◆ Énoncé rédigé 1 ◆
Dans les enregistrements, reprenez tout depuis le début jusqu'à la ligne contenant « button[interactable]: Bluetooth: [110, 112, 265, 135] » incluse, en substituant « WLAN » à « Wi-Fi » sans rien changer d'autre.

......

À la fin de ce chapitre trois, le pape nous offre une dernière réflexion stimulante : « si l’on accepte le grand principe des droits qui découlent du seul fait de posséder la dignité humaine inaliénable, il est possible d’accepter le défi de rêver et de penser à une autre humanité. On peut aspirer à une planète qui assure terre, toit et travail à tous. C’est le vrai chemin de la paix, et non la stratégie, dénuée de sens et à courte vue, de semer la peur ou la méfiance face aux menaces extérieures. » (FT 127) En ces jours d’élections, prions pour que les femmes et les hommes qui seront élus veillent sur cet objectif, pour une humanité renouvelée par l’amour. Rêvons que nos députés apprennent l’art du dialogue qui est le fondement de la démocratie, plus que cette opposition stérile entre les partis politiques. À vous les députés, le peuple vous attend pour que vous déployiez une véritable sagesse afin de ne pas oublier ceux et celles qui se sentent exclus de la fraternité, mot pourtant ostensiblement affiché sur le fronton de nos mairies, mais si souvent bafoué dans les relations interpersonnelles.

......

◆ Énoncé rédigé 2 ◆
Transcrivez intégralement, sans rien modifier, le texte sur le rêve d'une humanité fraternelle.

◆ Une série d'enregistrements ◆

......

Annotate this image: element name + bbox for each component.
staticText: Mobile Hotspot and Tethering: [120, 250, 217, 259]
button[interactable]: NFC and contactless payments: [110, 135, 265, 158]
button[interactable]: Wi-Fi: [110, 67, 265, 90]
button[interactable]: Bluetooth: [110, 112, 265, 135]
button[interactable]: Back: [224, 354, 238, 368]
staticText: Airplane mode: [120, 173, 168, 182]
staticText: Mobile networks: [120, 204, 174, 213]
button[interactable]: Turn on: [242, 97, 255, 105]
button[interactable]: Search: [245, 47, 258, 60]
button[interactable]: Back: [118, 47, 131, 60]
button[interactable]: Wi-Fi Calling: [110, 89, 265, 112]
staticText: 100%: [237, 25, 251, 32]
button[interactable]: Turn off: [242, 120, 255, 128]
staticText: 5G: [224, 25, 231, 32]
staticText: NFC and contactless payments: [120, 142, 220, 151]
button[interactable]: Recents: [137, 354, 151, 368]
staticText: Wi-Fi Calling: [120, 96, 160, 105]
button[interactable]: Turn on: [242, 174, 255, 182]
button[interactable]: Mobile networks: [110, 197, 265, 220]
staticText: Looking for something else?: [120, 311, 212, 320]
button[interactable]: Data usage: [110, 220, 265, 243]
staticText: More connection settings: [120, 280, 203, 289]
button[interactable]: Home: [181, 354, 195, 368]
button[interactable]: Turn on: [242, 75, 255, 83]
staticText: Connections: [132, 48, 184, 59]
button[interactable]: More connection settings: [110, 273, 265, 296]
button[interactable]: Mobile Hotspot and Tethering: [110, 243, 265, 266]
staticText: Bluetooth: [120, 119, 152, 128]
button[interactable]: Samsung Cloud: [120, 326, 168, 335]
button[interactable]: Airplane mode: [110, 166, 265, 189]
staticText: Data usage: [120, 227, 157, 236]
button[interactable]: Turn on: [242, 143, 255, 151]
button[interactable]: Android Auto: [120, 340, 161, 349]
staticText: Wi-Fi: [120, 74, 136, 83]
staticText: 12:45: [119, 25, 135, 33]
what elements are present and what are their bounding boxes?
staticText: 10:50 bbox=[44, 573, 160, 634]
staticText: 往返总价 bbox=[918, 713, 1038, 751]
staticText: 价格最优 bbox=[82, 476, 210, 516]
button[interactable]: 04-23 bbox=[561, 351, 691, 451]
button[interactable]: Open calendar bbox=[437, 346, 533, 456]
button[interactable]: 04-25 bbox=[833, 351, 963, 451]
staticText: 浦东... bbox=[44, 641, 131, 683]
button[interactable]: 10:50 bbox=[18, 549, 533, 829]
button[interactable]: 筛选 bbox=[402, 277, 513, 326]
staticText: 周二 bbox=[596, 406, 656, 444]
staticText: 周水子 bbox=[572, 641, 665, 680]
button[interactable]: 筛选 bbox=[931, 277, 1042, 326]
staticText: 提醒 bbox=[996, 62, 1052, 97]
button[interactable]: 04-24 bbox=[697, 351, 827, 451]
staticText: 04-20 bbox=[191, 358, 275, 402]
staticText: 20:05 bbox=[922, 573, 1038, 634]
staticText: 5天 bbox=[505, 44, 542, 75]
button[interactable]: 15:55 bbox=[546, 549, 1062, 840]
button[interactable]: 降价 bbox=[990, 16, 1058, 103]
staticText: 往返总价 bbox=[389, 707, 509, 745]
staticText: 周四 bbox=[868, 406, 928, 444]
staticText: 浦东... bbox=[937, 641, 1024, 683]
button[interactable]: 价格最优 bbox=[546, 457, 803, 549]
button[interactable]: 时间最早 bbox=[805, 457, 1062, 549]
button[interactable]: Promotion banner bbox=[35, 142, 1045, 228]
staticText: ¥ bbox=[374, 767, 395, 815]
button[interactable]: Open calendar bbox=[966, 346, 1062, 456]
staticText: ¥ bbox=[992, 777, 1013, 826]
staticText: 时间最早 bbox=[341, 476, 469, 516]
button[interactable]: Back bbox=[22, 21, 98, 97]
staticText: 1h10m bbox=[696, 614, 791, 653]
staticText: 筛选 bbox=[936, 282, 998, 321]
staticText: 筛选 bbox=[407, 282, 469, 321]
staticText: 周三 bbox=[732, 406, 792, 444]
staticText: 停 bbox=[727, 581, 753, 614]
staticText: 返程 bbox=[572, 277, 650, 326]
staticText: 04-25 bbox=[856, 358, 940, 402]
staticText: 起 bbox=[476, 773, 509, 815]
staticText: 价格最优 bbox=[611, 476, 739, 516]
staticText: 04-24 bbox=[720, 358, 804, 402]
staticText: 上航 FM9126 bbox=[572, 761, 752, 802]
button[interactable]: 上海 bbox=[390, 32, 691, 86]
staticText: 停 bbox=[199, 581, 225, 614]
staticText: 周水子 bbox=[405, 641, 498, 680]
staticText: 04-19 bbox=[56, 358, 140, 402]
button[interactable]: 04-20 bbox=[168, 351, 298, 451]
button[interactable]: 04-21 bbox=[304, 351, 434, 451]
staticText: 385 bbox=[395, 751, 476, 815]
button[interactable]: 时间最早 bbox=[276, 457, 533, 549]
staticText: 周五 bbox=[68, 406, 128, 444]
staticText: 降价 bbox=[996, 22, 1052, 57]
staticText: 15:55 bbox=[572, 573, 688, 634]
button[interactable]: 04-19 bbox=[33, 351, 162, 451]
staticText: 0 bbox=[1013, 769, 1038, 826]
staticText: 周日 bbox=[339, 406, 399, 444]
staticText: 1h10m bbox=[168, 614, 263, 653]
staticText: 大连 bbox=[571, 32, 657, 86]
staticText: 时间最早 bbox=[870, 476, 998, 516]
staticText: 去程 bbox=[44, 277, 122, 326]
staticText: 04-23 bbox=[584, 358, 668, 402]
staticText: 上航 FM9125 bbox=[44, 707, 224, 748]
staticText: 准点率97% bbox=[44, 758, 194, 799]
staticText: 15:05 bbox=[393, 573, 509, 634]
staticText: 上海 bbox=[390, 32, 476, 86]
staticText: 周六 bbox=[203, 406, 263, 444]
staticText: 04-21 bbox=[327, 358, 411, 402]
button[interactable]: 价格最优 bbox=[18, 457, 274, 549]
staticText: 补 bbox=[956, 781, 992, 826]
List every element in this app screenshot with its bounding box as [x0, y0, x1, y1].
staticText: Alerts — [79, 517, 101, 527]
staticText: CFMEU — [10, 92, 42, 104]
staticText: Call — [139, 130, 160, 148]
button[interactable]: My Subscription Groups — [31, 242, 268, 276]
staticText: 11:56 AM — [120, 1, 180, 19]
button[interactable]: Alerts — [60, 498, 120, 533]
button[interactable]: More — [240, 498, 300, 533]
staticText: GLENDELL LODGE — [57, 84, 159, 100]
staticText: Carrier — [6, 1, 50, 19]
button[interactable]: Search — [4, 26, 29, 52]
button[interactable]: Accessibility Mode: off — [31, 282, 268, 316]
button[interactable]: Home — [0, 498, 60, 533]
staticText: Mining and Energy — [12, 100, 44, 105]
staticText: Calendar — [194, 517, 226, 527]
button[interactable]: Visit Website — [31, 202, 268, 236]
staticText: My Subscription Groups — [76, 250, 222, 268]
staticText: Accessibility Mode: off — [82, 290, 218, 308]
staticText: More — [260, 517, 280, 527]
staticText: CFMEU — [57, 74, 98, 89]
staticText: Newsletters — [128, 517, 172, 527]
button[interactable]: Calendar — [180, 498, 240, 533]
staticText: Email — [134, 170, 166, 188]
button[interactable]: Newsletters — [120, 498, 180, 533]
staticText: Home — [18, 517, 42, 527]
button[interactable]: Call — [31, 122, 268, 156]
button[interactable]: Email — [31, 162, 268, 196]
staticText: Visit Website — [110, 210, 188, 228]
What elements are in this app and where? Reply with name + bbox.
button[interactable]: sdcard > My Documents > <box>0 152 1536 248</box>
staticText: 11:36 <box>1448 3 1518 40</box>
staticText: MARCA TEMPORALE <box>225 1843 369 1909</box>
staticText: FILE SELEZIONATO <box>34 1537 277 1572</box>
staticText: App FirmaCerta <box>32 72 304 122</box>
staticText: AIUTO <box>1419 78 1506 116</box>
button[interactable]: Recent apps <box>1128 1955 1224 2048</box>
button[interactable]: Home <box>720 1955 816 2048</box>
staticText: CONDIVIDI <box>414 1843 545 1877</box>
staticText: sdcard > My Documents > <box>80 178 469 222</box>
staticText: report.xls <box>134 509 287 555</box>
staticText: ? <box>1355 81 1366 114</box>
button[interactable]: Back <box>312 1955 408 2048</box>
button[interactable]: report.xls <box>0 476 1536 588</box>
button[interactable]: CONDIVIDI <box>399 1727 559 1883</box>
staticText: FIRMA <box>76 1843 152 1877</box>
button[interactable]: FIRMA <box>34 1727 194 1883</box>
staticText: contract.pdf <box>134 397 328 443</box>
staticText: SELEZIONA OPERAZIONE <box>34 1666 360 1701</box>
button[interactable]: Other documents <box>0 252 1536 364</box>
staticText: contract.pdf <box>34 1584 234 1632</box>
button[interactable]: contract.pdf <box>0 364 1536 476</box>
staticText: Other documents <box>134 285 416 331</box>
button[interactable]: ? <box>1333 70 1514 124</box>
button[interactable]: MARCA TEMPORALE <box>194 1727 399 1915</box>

......

◆ Solution complète 1 ◆
Annotate this image: element name + bbox for each component.
staticText: Mobile Hotspot and Tethering: [120, 250, 217, 259]
button[interactable]: NFC and contactless payments: [110, 135, 265, 158]
button[interactable]: WLAN: [110, 67, 265, 90]
button[interactable]: Bluetooth: [110, 112, 265, 135]

◆ Solution complète 2 ◆
À la fin de ce chapitre trois, le pape nous offre une dernière réflexion stimulante : « si l’on accepte le grand principe des droits qui découlent du seul fait de posséder la dignité humaine inaliénable, il est possible d’accepter le défi de rêver et de penser à une autre humanité. On peut aspirer à une planète qui assure terre, toit et travail à tous. C’est le vrai chemin de la paix, et non la stratégie, dénuée de sens et à courte vue, de semer la peur ou la méfiance face aux menaces extérieures. » (FT 127) En ces jours d’élections, prions pour que les femmes et les hommes qui seront élus veillent sur cet objectif, pour une humanité renouvelée par l’amour. Rêvons que nos députés apprennent l’art du dialogue qui est le fondement de la démocratie, plus que cette opposition stérile entre les partis politiques. À vous les députés, le peuple vous attend pour que vous déployiez une véritable sagesse afin de ne pas oublier ceux et celles qui se sentent exclus de la fraternité, mot pourtant ostensiblement affiché sur le fronton de nos mairies, mais si souvent bafoué dans les relations interpersonnelles.